■ Data supplied:
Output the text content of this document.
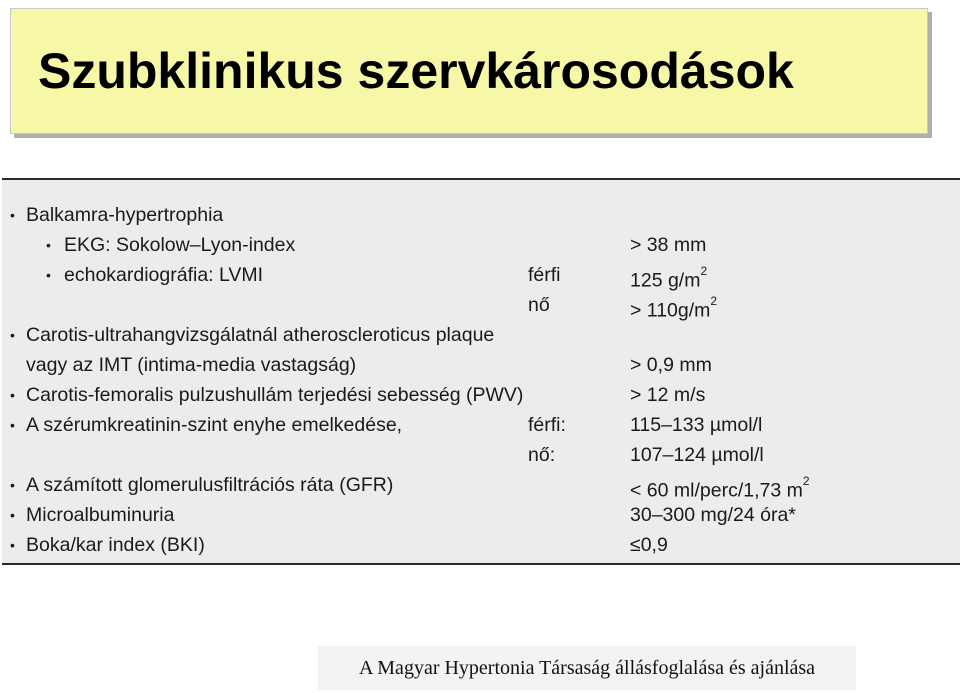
Szubklinikus szervkárosodások
• Balkamra-hypertrophia
• EKG: Sokolow–Lyon-index	> 38 mm
• echokardiográfia: LVMI	férfi	125 $g/m^2$
nő	> $110g/m^2$
• Carotis-ultrahangvizsgálatnál atheroscleroticus plaque
vagy az IMT (intima-media vastagság)	> 0,9 mm
• Carotis-femoralis pulzushullám terjedési sebesség (PWV)	> 12 m/s
• A szérumkreatinin-szint enyhe emelkedése,	férfi:	115–133 µmol/l
nő:	107–124 µmol/l
• A számított glomerulusfiltrációs ráta (GFR)	< 60 ml/perc/1,73 $m^2$
• Microalbuminuria	30–300 mg/24 óra*
• Boka/kar index (BKI)	≤0,9
A Magyar Hypertonia Társaság állásfoglalása és ajánlása
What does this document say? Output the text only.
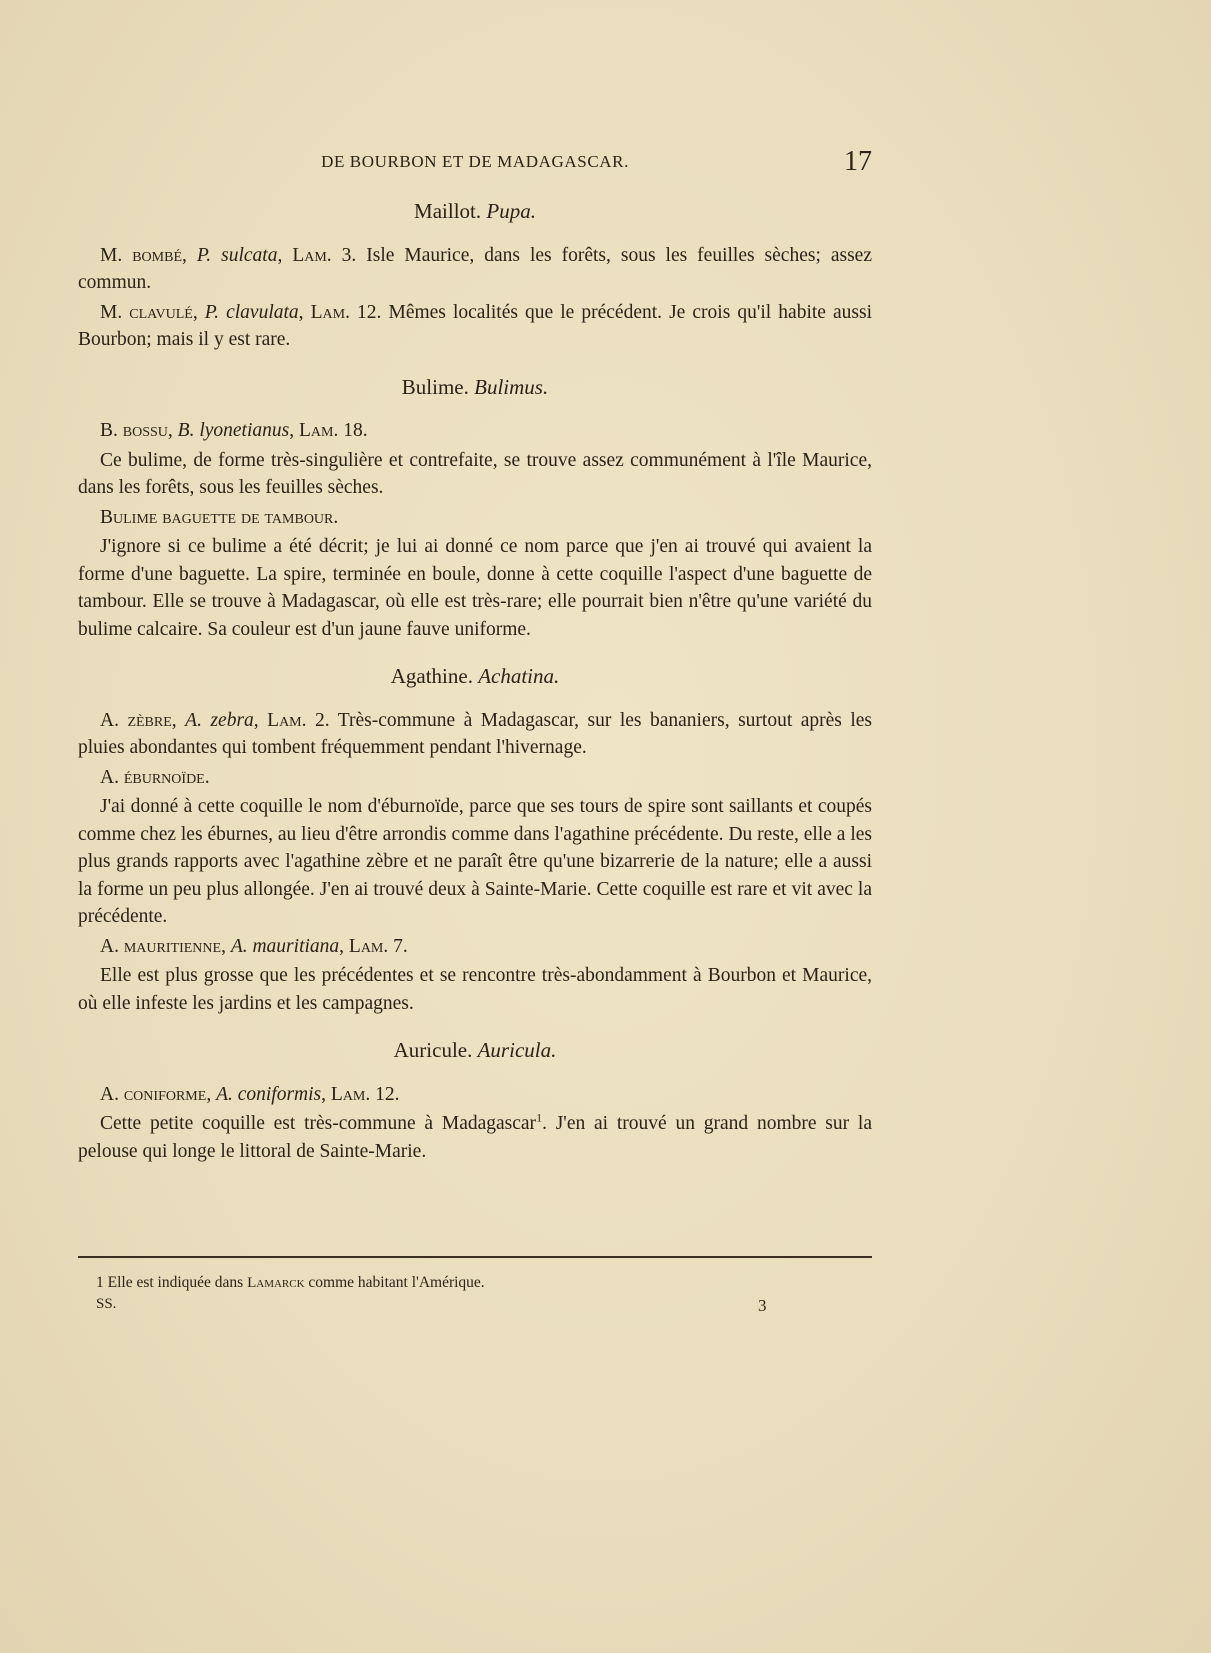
DE BOURBON ET DE MADAGASCAR.	17
Maillot. Pupa.

M. bombé, P. sulcata, Lam. 3. Isle Maurice, dans les forêts, sous les feuilles sèches; assez commun.

M. clavulé, P. clavulata, Lam. 12. Mêmes localités que le précédent. Je crois qu'il habite aussi Bourbon; mais il y est rare.

Bulime. Bulimus.

B. bossu, B. lyonetianus, Lam. 18.

Ce bulime, de forme très-singulière et contrefaite, se trouve assez communément à l'île Maurice, dans les forêts, sous les feuilles sèches.

Bulime baguette de tambour.

J'ignore si ce bulime a été décrit; je lui ai donné ce nom parce que j'en ai trouvé qui avaient la forme d'une baguette. La spire, terminée en boule, donne à cette coquille l'aspect d'une baguette de tambour. Elle se trouve à Madagascar, où elle est très-rare; elle pourrait bien n'être qu'une variété du bulime calcaire. Sa couleur est d'un jaune fauve uniforme.

Agathine. Achatina.

A. zèbre, A. zebra, Lam. 2. Très-commune à Madagascar, sur les bananiers, surtout après les pluies abondantes qui tombent fréquemment pendant l'hivernage.

A. éburnoïde.

J'ai donné à cette coquille le nom d'éburnoïde, parce que ses tours de spire sont saillants et coupés comme chez les éburnes, au lieu d'être arrondis comme dans l'agathine précédente. Du reste, elle a les plus grands rapports avec l'agathine zèbre et ne paraît être qu'une bizarrerie de la nature; elle a aussi la forme un peu plus allongée. J'en ai trouvé deux à Sainte-Marie. Cette coquille est rare et vit avec la précédente.

A. mauritienne, A. mauritiana, Lam. 7.

Elle est plus grosse que les précédentes et se rencontre très-abondamment à Bourbon et Maurice, où elle infeste les jardins et les campagnes.

Auricule. Auricula.

A. coniforme, A. coniformis, Lam. 12.

Cette petite coquille est très-commune à Madagascar$^1$. J'en ai trouvé un grand nombre sur la pelouse qui longe le littoral de Sainte-Marie.

1 Elle est indiquée dans Lamarck comme habitant l'Amérique.
SS.	3
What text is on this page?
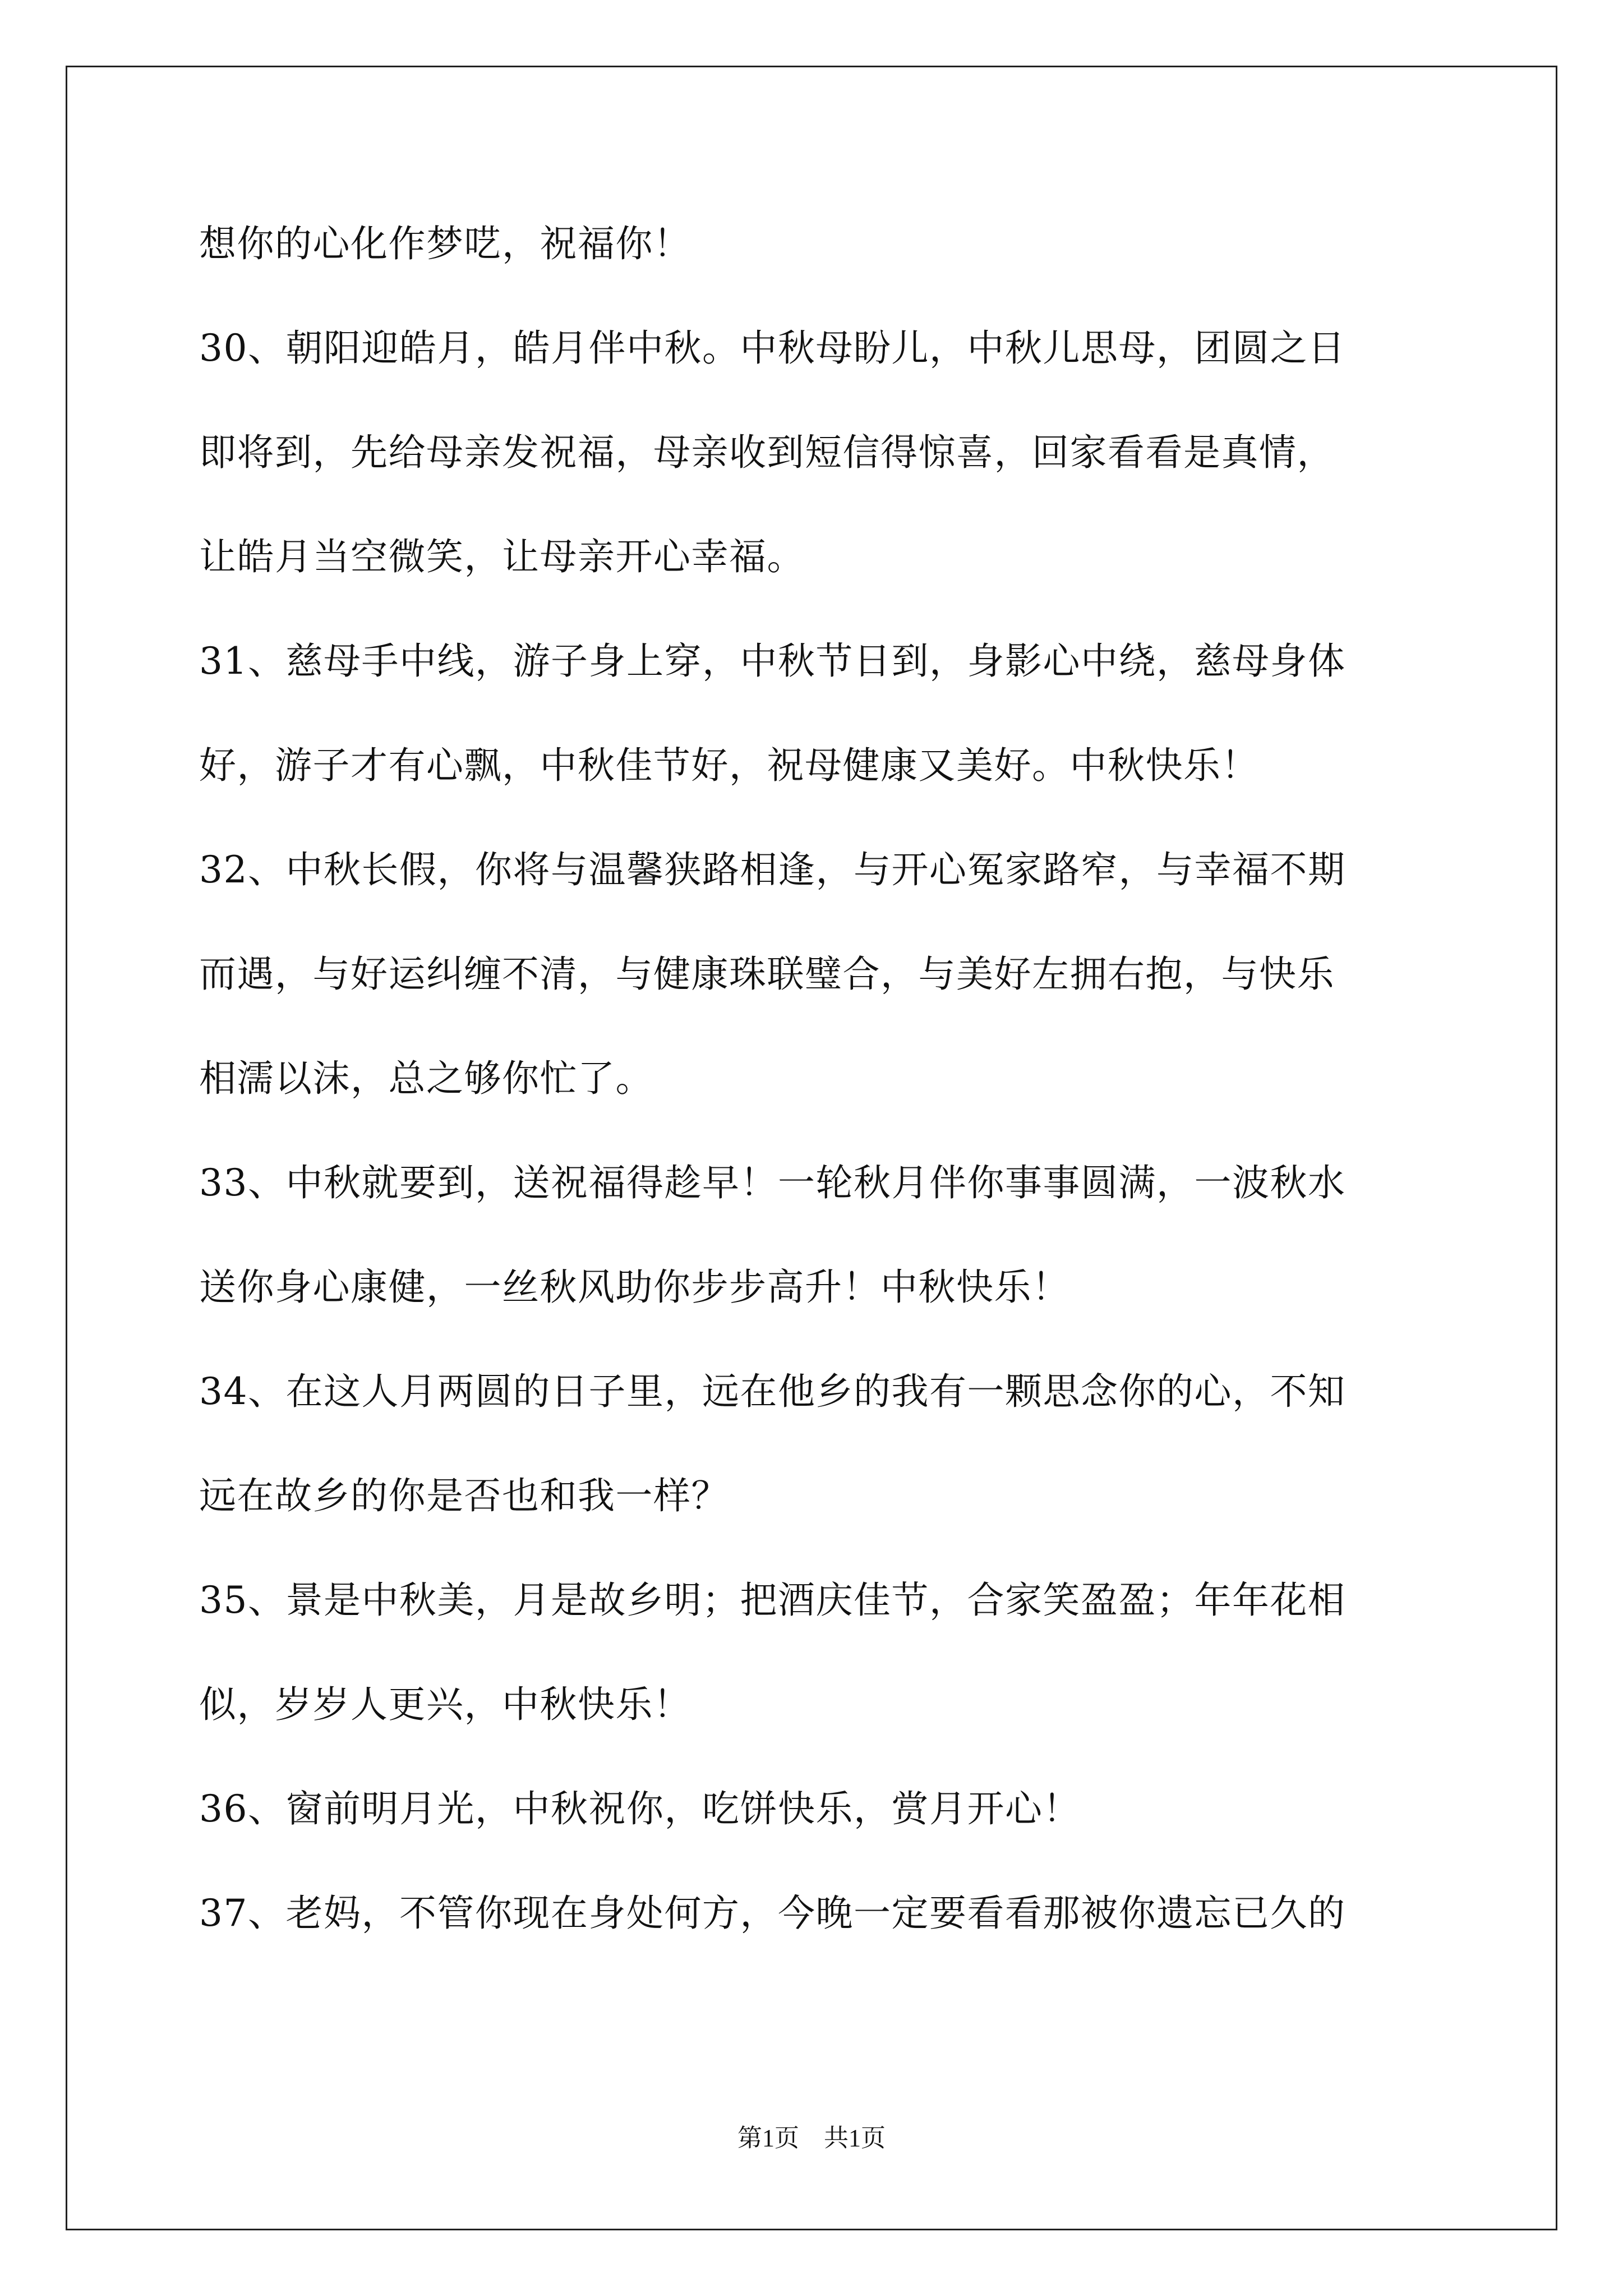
想你的心化作梦呓，祝福你！
30、朝阳迎皓月，皓月伴中秋。中秋母盼儿，中秋儿思母，团圆之日
即将到，先给母亲发祝福，母亲收到短信得惊喜，回家看看是真情，
让皓月当空微笑，让母亲开心幸福。
31、慈母手中线，游子身上穿，中秋节日到，身影心中绕，慈母身体
好，游子才有心飘，中秋佳节好，祝母健康又美好。中秋快乐！
32、中秋长假，你将与温馨狭路相逢，与开心冤家路窄，与幸福不期
而遇，与好运纠缠不清，与健康珠联璧合，与美好左拥右抱，与快乐
相濡以沫，总之够你忙了。
33、中秋就要到，送祝福得趁早！一轮秋月伴你事事圆满，一波秋水
送你身心康健，一丝秋风助你步步高升！中秋快乐！
34、在这人月两圆的日子里，远在他乡的我有一颗思念你的心，不知
远在故乡的你是否也和我一样？
35、景是中秋美，月是故乡明；把酒庆佳节，合家笑盈盈；年年花相
似，岁岁人更兴，中秋快乐！
36、窗前明月光，中秋祝你，吃饼快乐，赏月开心！
37、老妈，不管你现在身处何方，今晚一定要看看那被你遗忘已久的
第1页　共1页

■ Task description:
Provide the number of lines in the entries that include "中秋快乐", and no other text.

■ Response to this exercise:
3